## WHAT IS BEING ASKED
Reproduce the listing below in its entirety. Change nothing.

(Dataset items)
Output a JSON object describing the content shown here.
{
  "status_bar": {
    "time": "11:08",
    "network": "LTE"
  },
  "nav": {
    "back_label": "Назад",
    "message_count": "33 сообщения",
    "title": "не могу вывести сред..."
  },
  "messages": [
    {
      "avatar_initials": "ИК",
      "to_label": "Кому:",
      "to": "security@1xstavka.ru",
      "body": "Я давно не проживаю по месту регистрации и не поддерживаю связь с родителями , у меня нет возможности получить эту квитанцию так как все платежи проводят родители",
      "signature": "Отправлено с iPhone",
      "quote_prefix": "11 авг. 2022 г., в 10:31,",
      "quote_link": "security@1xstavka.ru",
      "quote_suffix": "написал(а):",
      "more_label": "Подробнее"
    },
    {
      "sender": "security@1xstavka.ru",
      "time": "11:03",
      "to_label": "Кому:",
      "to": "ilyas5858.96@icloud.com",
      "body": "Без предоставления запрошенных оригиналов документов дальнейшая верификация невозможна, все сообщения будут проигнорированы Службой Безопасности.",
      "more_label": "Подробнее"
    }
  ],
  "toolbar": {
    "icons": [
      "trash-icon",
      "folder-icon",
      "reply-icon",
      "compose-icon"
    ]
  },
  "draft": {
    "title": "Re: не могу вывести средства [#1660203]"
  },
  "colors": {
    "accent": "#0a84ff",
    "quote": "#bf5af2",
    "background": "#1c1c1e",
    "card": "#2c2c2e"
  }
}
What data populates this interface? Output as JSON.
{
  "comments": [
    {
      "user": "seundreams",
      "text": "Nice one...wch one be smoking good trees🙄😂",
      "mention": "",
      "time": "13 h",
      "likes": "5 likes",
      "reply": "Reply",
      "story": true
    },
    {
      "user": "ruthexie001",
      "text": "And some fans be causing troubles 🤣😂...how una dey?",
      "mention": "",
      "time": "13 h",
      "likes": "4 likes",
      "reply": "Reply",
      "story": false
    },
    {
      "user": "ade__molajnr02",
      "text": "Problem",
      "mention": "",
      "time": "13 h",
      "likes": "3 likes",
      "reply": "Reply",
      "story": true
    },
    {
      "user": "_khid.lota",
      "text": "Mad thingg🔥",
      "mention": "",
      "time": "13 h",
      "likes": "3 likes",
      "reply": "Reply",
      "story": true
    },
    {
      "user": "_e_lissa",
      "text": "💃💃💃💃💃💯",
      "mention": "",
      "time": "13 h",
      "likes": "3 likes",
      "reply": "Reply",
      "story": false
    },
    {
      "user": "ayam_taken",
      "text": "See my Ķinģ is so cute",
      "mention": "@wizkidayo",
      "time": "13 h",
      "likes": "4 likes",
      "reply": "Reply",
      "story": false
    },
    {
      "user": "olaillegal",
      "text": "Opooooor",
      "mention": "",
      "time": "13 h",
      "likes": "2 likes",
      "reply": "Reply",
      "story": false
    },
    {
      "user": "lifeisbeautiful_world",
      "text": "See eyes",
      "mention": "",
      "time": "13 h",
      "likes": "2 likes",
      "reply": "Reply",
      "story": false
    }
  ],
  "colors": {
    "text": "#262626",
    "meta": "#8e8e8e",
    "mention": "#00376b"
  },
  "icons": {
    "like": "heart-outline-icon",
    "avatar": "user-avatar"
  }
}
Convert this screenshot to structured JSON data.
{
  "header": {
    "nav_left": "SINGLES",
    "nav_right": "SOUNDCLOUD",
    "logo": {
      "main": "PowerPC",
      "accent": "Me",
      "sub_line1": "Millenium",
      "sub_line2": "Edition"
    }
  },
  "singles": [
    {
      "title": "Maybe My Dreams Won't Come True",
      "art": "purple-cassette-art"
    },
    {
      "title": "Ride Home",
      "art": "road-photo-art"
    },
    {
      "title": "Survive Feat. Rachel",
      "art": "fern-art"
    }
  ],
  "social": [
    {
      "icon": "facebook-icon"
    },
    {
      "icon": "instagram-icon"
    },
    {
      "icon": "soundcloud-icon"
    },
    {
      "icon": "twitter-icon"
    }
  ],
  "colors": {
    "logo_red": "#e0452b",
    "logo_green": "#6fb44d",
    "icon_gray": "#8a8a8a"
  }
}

## PROBLEM SOLUTION
Output a JSON object describing the content shown here.
{
  "status_bar": {
    "time": "11:08",
    "network": "LTE"
  },
  "nav": {
    "back_label": "Назад",
    "message_count": "33 сообщения",
    "title": "не могу вывести сред..."
  },
  "messages": [
    {
      "avatar_initials": "ИК",
      "to_label": "Кому:",
      "to": "security@1xstavka.ru",
      "body": "Я давно не проживаю по месту регистрации и не поддерживаю связь с родителями , у меня нет возможности получить эту квитанцию так как все платежи проводят родители",
      "signature": "Отправлено с iPhone",
      "quote_prefix": "11 авг. 2022 г., в 10:31,",
      "quote_link": "security@1xstavka.ru",
      "quote_suffix": "написал(а):",
      "more_label": "Подробнее"
    },
    {
      "sender": "security@1xstavka.ru",
      "time": "11:03",
      "to_label": "Кому:",
      "to": "ilyas5858.96@icloud.com",
      "body": "Без предоставления запрошенных оригиналов документов дальнейшая верификация невозможна, все сообщения будут проигнорированы Службой Безопасности.",
      "more_label": "Подробнее"
    }
  ],
  "toolbar": {
    "icons": [
      "trash-icon",
      "folder-icon",
      "reply-icon",
      "compose-icon"
    ]
  },
  "draft": {
    "title": "Re: не могу вывести средства [#1660203]"
  },
  "colors": {
    "accent": "#0a84ff",
    "quote": "#bf5af2",
    "background": "#1c1c1e",
    "card": "#2c2c2e"
  }
}
What data populates this interface? Output as JSON.
{
  "comments": [
    {
      "user": "seundreams",
      "text": "Nice one...wch one be smoking good trees🙄😂",
      "mention": "",
      "time": "13 h",
      "likes": "5 likes",
      "reply": "Reply",
      "story": true
    },
    {
      "user": "ruthexie001",
      "text": "And some fans be causing troubles 🤣😂...how una dey?",
      "mention": "",
      "time": "13 h",
      "likes": "4 likes",
      "reply": "Reply",
      "story": false
    },
    {
      "user": "ade__molajnr02",
      "text": "Problem",
      "mention": "",
      "time": "13 h",
      "likes": "3 likes",
      "reply": "Reply",
      "story": true
    },
    {
      "user": "_khid.lota",
      "text": "Mad thingg🔥",
      "mention": "",
      "time": "13 h",
      "likes": "3 likes",
      "reply": "Reply",
      "story": true
    },
    {
      "user": "_e_lissa",
      "text": "💃💃💃💃💃💯",
      "mention": "",
      "time": "13 h",
      "likes": "3 likes",
      "reply": "Reply",
      "story": false
    },
    {
      "user": "ayam_taken",
      "text": "See my Ķinģ is so cute",
      "mention": "@wizkidayo",
      "time": "13 h",
      "likes": "4 likes",
      "reply": "Reply",
      "story": false
    },
    {
      "user": "olaillegal",
      "text": "Opooooor",
      "mention": "",
      "time": "13 h",
      "likes": "2 likes",
      "reply": "Reply",
      "story": false
    },
    {
      "user": "lifeisbeautiful_world",
      "text": "See eyes",
      "mention": "",
      "time": "13 h",
      "likes": "2 likes",
      "reply": "Reply",
      "story": false
    }
  ],
  "colors": {
    "text": "#262626",
    "meta": "#8e8e8e",
    "mention": "#00376b"
  },
  "icons": {
    "like": "heart-outline-icon",
    "avatar": "user-avatar"
  }
}
Convert this screenshot to structured JSON data.
{
  "header": {
    "nav_left": "SINGLES",
    "nav_right": "SOUNDCLOUD",
    "logo": {
      "main": "PowerPC",
      "accent": "Me",
      "sub_line1": "Millenium",
      "sub_line2": "Edition"
    }
  },
  "singles": [
    {
      "title": "Maybe My Dreams Won't Come True",
      "art": "purple-cassette-art"
    },
    {
      "title": "Ride Home",
      "art": "road-photo-art"
    },
    {
      "title": "Survive Feat. Rachel",
      "art": "fern-art"
    }
  ],
  "social": [
    {
      "icon": "facebook-icon"
    },
    {
      "icon": "instagram-icon"
    },
    {
      "icon": "soundcloud-icon"
    },
    {
      "icon": "twitter-icon"
    }
  ],
  "colors": {
    "logo_red": "#e0452b",
    "logo_green": "#6fb44d",
    "icon_gray": "#8a8a8a"
  }
}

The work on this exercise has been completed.